## begin Available data

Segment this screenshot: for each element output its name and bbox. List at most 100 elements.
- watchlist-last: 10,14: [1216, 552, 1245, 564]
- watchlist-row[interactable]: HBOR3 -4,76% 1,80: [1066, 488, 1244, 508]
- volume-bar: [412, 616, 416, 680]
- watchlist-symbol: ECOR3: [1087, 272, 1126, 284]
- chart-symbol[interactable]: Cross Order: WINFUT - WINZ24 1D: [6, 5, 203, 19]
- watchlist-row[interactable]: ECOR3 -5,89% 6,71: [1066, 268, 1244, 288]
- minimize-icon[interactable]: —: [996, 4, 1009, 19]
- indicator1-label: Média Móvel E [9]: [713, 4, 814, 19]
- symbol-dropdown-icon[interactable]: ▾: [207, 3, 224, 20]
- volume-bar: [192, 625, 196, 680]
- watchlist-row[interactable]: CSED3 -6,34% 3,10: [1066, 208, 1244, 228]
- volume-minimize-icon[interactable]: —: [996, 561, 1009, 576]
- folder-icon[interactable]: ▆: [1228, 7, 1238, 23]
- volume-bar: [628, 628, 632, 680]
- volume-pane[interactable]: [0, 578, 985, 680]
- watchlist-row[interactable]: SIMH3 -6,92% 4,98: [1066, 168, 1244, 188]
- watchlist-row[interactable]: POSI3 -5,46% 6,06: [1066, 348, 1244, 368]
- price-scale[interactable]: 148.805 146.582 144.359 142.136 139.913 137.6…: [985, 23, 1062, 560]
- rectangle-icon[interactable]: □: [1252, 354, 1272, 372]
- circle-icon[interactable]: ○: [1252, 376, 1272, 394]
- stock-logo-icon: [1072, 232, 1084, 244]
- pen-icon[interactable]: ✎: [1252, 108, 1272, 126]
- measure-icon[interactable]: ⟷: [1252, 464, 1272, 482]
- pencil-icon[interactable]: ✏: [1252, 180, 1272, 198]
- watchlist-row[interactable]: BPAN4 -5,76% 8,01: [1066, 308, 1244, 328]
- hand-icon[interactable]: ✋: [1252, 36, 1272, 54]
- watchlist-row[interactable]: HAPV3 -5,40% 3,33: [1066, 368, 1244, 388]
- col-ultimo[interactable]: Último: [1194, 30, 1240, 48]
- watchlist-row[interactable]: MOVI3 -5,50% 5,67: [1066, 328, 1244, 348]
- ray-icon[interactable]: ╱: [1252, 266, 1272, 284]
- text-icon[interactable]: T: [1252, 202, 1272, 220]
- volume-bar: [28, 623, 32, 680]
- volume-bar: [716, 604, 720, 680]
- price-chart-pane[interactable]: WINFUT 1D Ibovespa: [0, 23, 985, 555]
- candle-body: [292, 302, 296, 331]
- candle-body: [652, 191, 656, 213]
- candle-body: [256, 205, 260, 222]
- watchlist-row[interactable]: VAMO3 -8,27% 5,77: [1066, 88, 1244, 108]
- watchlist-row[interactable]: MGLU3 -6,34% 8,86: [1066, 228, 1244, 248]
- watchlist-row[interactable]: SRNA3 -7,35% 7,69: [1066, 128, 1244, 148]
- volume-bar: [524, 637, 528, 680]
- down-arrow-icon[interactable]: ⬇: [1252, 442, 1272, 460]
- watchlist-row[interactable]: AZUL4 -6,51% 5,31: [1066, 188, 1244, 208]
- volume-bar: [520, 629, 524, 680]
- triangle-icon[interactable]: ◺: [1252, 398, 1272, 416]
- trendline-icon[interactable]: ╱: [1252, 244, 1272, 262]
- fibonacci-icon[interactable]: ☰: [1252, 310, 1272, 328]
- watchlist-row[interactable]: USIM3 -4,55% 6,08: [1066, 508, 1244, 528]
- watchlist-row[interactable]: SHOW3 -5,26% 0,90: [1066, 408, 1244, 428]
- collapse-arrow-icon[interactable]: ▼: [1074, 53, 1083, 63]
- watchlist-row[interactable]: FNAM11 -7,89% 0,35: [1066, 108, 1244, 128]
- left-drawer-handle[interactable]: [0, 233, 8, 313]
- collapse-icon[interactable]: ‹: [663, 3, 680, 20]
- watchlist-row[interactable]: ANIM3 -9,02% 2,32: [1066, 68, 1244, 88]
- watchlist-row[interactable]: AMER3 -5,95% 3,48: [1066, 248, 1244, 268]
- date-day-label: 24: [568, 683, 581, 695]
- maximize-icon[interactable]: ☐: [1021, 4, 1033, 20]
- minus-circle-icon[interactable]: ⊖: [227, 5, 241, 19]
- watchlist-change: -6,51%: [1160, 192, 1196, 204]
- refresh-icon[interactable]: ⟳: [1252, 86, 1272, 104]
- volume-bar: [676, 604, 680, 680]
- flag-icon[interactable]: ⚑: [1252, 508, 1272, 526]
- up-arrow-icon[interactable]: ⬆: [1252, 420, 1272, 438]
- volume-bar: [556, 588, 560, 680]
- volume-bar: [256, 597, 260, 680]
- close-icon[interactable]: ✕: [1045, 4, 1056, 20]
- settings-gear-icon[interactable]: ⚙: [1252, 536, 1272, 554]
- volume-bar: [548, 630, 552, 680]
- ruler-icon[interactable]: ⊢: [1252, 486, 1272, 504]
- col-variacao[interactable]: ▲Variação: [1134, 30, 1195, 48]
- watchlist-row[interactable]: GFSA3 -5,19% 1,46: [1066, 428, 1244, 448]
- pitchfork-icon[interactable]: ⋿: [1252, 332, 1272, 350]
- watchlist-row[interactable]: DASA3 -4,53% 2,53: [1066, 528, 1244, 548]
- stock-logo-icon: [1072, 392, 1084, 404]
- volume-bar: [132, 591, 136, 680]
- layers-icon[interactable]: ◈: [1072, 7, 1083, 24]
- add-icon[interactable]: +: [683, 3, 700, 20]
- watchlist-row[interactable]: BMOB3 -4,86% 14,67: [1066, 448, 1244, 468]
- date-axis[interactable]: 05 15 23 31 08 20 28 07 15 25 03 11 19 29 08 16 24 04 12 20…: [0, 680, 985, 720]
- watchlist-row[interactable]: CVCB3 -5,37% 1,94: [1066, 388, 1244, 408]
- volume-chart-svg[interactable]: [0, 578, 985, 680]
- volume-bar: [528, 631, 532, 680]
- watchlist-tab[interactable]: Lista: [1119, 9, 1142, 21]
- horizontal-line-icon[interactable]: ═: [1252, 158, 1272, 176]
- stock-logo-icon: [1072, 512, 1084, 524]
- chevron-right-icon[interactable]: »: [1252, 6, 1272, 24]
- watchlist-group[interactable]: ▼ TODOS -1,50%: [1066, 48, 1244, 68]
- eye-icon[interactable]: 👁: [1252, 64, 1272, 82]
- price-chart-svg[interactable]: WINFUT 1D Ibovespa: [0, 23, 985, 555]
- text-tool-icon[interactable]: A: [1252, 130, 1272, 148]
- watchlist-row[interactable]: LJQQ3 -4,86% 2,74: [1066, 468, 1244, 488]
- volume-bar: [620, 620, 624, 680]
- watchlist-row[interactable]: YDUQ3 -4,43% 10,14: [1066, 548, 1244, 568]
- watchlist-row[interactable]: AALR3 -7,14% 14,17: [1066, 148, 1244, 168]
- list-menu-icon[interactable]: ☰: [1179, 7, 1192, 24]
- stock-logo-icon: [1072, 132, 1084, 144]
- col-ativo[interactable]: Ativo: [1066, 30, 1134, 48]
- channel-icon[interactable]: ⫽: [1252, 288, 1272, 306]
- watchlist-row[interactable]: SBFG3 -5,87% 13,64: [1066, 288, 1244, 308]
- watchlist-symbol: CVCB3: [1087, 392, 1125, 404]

## end Available data

## [Task description]
Put the rows above, from the very first line through the line containing "- chart-symbol[interactable]: Cross", into a JSON list of strings. Give each line its own string, include both end lines, and leave out any blank lines.

## [Answer in full]
[
  "Segment this screenshot: for each element output its name and bbox. List at most 100 elements.",
  "- watchlist-last: 10,14: [1216, 552, 1245, 564]",
  "- watchlist-row[interactable]: HBOR3 -4,76% 1,80: [1066, 488, 1244, 508]",
  "- volume-bar: [412, 616, 416, 680]",
  "- watchlist-symbol: ECOR3: [1087, 272, 1126, 284]",
  "- chart-symbol[interactable]: Cross Order: WINFUT - WINZ24 1D: [6, 5, 203, 19]"
]